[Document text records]
___

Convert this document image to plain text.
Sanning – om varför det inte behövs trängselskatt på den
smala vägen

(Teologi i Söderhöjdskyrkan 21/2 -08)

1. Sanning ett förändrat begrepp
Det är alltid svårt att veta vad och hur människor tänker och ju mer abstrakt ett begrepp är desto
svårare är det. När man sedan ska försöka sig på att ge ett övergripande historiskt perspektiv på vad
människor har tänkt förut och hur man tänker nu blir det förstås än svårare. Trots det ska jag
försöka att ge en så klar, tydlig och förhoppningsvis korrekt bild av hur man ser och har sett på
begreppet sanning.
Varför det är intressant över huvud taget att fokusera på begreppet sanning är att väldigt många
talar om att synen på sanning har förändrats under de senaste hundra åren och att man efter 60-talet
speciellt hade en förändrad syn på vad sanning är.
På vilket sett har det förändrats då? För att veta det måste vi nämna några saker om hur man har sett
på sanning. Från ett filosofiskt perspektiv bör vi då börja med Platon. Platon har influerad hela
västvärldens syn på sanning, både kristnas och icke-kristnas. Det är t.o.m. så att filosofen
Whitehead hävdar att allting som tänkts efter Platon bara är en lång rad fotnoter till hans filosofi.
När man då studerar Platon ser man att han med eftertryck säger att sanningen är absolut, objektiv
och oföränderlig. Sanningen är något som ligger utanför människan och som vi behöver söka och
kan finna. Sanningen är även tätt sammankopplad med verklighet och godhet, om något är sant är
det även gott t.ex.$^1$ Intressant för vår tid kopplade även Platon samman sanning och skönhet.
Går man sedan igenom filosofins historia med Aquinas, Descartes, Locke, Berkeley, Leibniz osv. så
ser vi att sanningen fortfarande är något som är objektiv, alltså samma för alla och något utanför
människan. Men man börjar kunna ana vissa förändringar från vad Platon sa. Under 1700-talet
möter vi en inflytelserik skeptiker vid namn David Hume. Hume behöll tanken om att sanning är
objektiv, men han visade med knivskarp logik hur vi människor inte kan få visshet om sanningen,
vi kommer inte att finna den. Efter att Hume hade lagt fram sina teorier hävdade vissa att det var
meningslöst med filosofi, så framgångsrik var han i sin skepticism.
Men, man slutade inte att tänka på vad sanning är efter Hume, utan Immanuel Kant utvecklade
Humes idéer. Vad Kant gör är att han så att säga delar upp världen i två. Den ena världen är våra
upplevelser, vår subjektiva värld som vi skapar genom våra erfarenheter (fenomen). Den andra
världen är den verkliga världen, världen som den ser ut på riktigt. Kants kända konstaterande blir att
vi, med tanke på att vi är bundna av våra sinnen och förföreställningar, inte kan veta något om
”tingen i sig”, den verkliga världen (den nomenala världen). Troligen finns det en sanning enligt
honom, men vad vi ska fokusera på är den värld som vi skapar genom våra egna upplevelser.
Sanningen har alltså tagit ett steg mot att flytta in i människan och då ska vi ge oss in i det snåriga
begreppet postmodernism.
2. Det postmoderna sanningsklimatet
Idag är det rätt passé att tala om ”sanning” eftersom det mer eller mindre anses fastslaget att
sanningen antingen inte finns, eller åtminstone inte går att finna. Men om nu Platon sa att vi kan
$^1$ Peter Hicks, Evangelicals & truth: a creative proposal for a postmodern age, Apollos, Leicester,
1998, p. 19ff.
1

___

- _EXERCISE REQUIREMENTS_
All of the records above are to be printed again exactly as they appear.

- _OUTPUT_
Convert this document image to plain text.
Sanning – om varför det inte behövs trängselskatt på den
smala vägen

(Teologi i Söderhöjdskyrkan 21/2 -08)

1. Sanning ett förändrat begrepp
Det är alltid svårt att veta vad och hur människor tänker och ju mer abstrakt ett begrepp är desto
svårare är det. När man sedan ska försöka sig på att ge ett övergripande historiskt perspektiv på vad
människor har tänkt förut och hur man tänker nu blir det förstås än svårare. Trots det ska jag
försöka att ge en så klar, tydlig och förhoppningsvis korrekt bild av hur man ser och har sett på
begreppet sanning.
Varför det är intressant över huvud taget att fokusera på begreppet sanning är att väldigt många
talar om att synen på sanning har förändrats under de senaste hundra åren och att man efter 60-talet
speciellt hade en förändrad syn på vad sanning är.
På vilket sett har det förändrats då? För att veta det måste vi nämna några saker om hur man har sett
på sanning. Från ett filosofiskt perspektiv bör vi då börja med Platon. Platon har influerad hela
västvärldens syn på sanning, både kristnas och icke-kristnas. Det är t.o.m. så att filosofen
Whitehead hävdar att allting som tänkts efter Platon bara är en lång rad fotnoter till hans filosofi.
När man då studerar Platon ser man att han med eftertryck säger att sanningen är absolut, objektiv
och oföränderlig. Sanningen är något som ligger utanför människan och som vi behöver söka och
kan finna. Sanningen är även tätt sammankopplad med verklighet och godhet, om något är sant är
det även gott t.ex.$^1$ Intressant för vår tid kopplade även Platon samman sanning och skönhet.
Går man sedan igenom filosofins historia med Aquinas, Descartes, Locke, Berkeley, Leibniz osv. så
ser vi att sanningen fortfarande är något som är objektiv, alltså samma för alla och något utanför
människan. Men man börjar kunna ana vissa förändringar från vad Platon sa. Under 1700-talet
möter vi en inflytelserik skeptiker vid namn David Hume. Hume behöll tanken om att sanning är
objektiv, men han visade med knivskarp logik hur vi människor inte kan få visshet om sanningen,
vi kommer inte att finna den. Efter att Hume hade lagt fram sina teorier hävdade vissa att det var
meningslöst med filosofi, så framgångsrik var han i sin skepticism.
Men, man slutade inte att tänka på vad sanning är efter Hume, utan Immanuel Kant utvecklade
Humes idéer. Vad Kant gör är att han så att säga delar upp världen i två. Den ena världen är våra
upplevelser, vår subjektiva värld som vi skapar genom våra erfarenheter (fenomen). Den andra
världen är den verkliga världen, världen som den ser ut på riktigt. Kants kända konstaterande blir att
vi, med tanke på att vi är bundna av våra sinnen och förföreställningar, inte kan veta något om
”tingen i sig”, den verkliga världen (den nomenala världen). Troligen finns det en sanning enligt
honom, men vad vi ska fokusera på är den värld som vi skapar genom våra egna upplevelser.
Sanningen har alltså tagit ett steg mot att flytta in i människan och då ska vi ge oss in i det snåriga
begreppet postmodernism.
2. Det postmoderna sanningsklimatet
Idag är det rätt passé att tala om ”sanning” eftersom det mer eller mindre anses fastslaget att
sanningen antingen inte finns, eller åtminstone inte går att finna. Men om nu Platon sa att vi kan
$^1$ Peter Hicks, Evangelicals & truth: a creative proposal for a postmodern age, Apollos, Leicester,
1998, p. 19ff.
1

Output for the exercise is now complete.